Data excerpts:
• • •

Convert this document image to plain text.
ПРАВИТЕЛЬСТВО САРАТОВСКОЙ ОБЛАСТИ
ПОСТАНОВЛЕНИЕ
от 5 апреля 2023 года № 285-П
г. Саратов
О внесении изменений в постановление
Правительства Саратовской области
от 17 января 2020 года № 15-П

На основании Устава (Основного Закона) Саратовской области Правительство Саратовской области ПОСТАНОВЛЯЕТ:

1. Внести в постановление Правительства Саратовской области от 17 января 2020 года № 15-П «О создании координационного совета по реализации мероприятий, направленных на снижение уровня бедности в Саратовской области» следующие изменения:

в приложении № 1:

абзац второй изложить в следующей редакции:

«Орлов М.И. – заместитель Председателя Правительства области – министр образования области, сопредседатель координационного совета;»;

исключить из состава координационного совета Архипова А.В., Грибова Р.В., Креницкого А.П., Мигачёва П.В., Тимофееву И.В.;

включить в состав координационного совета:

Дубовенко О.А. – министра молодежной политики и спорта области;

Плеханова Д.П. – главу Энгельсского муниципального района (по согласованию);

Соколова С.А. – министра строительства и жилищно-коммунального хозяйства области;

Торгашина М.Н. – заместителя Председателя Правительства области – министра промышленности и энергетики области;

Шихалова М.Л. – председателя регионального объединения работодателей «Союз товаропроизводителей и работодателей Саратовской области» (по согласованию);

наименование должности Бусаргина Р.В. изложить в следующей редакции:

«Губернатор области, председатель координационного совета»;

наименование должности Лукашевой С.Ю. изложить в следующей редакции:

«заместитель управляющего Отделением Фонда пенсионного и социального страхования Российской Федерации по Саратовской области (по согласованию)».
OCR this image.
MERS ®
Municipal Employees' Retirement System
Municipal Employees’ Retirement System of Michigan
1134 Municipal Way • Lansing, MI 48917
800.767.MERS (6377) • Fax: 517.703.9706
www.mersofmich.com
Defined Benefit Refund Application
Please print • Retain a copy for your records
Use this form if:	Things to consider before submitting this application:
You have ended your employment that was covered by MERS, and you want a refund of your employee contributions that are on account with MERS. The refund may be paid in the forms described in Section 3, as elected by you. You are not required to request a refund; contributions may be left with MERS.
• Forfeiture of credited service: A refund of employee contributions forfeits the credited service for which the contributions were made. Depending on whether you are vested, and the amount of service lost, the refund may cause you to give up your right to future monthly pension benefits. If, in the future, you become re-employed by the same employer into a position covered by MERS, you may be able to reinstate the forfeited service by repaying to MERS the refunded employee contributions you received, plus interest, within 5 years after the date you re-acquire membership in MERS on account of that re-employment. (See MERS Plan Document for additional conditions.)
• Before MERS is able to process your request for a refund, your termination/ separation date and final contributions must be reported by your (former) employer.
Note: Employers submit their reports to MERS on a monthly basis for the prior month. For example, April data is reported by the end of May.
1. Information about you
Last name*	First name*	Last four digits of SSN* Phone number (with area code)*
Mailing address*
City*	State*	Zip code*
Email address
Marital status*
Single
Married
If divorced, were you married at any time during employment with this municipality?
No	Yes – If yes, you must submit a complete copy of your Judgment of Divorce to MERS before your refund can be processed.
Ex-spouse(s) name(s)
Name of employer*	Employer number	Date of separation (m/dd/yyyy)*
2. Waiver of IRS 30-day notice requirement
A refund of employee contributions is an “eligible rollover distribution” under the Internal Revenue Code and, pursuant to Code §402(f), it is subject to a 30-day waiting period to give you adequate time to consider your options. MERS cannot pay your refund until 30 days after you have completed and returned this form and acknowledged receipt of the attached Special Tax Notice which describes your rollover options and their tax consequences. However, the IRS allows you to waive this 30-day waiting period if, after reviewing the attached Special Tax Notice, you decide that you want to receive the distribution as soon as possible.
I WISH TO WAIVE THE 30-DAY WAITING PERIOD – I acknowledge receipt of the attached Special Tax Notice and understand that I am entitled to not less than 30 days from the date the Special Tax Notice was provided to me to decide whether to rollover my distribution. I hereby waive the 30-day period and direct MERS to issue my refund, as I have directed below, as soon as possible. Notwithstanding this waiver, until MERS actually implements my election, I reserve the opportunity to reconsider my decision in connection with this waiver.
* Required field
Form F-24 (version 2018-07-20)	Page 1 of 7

• • •

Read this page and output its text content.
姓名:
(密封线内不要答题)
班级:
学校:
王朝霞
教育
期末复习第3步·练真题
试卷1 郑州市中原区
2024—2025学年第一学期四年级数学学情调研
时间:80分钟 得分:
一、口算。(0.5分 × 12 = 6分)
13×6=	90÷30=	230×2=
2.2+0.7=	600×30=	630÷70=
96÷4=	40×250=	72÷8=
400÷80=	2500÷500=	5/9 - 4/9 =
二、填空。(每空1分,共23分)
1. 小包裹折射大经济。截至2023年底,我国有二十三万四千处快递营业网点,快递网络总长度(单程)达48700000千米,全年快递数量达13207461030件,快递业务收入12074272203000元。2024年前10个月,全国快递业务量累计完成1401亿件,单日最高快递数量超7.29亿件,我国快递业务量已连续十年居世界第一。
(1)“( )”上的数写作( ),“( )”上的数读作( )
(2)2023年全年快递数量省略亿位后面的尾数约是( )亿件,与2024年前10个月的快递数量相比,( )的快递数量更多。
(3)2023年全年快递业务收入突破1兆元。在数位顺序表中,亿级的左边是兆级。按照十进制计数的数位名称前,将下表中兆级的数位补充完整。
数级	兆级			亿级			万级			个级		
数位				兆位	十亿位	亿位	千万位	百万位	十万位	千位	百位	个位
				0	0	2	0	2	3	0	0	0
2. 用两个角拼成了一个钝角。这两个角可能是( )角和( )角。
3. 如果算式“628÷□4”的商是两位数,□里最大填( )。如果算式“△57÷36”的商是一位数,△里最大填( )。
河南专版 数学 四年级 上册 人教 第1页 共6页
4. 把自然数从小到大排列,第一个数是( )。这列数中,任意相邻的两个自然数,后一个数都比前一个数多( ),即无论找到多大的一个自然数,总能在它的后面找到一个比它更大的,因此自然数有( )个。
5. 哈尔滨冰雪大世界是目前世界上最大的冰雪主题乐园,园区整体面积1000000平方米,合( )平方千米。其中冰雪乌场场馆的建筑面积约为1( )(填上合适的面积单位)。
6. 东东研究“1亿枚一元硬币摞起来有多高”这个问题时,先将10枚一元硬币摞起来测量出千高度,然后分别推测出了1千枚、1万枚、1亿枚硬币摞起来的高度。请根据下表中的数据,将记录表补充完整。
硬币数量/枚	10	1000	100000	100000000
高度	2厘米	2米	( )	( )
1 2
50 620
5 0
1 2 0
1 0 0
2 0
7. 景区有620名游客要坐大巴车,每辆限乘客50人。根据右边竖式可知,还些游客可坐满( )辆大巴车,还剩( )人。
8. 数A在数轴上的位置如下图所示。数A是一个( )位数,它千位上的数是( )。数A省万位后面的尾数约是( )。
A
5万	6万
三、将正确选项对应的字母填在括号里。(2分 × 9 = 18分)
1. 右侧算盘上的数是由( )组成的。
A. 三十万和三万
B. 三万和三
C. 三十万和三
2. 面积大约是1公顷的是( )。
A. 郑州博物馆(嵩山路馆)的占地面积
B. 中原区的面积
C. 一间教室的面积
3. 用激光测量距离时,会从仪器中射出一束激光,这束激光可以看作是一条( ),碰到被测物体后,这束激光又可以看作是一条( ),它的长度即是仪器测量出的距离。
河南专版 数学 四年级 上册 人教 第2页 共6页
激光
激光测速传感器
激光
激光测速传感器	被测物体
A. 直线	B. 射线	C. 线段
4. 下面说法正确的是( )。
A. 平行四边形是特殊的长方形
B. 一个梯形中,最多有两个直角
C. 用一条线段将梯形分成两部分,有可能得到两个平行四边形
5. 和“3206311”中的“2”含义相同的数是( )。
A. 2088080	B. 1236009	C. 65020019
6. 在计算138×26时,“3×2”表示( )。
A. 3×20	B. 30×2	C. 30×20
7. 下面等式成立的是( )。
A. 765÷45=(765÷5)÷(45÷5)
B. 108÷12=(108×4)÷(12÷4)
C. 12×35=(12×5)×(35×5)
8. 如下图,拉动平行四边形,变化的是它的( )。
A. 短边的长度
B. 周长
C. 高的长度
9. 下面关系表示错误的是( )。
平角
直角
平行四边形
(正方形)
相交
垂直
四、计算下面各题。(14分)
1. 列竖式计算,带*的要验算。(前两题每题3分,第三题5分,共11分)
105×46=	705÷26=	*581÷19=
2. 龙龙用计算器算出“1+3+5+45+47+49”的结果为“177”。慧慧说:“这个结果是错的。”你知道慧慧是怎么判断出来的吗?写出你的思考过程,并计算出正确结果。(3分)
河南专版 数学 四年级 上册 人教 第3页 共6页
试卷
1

• • •

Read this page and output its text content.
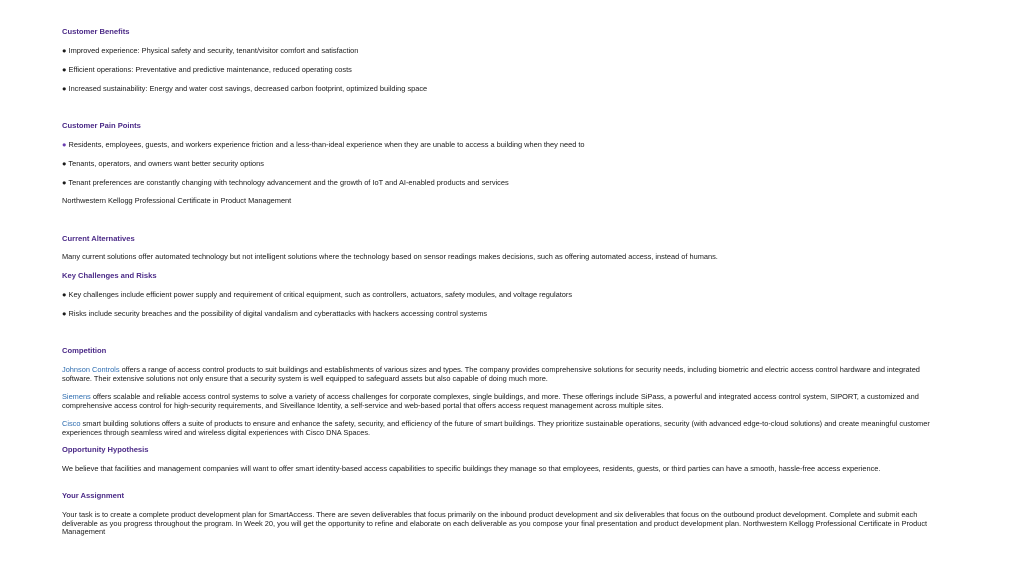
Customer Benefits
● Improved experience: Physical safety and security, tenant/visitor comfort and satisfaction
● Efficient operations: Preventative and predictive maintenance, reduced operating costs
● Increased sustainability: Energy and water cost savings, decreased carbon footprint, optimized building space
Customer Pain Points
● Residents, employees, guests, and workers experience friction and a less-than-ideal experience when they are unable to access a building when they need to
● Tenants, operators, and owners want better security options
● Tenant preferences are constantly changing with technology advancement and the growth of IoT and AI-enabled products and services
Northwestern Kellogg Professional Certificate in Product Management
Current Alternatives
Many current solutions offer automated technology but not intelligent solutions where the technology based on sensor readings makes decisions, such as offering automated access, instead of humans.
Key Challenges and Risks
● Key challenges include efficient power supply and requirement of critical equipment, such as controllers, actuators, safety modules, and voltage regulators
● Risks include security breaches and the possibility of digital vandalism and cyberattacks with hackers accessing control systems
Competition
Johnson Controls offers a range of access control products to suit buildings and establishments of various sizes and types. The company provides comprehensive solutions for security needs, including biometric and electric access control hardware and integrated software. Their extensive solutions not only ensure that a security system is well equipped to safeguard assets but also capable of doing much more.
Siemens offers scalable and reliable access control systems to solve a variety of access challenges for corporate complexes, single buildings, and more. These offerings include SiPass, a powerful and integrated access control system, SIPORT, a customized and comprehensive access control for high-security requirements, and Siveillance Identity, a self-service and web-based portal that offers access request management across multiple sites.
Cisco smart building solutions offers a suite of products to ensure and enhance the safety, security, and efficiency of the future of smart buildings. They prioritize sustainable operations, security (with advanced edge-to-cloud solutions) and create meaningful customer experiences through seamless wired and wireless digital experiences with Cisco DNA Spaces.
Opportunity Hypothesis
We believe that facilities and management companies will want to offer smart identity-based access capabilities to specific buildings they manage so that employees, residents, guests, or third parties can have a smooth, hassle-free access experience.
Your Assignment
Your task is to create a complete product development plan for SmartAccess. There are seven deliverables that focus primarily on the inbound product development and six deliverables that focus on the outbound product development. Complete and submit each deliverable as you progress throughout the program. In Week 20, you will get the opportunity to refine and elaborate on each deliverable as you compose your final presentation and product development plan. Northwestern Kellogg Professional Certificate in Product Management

• • •

• **Your instructions**:
Pull every line holding "will" out of the records.

• **Solution below**:
We believe that facilities and management companies will want to offer smart identity-based access capabilities to specific buildings they manage so that employees, residents, guests, or third parties can have a smooth, hassle-free access experience.
Your task is to create a complete product development plan for SmartAccess. There are seven deliverables that focus primarily on the inbound product development and six deliverables that focus on the outbound product development. Complete and submit each deliverable as you progress throughout the program. In Week 20, you will get the opportunity to refine and elaborate on each deliverable as you compose your final presentation and product development plan. Northwestern Kellogg Professional Certificate in Product Management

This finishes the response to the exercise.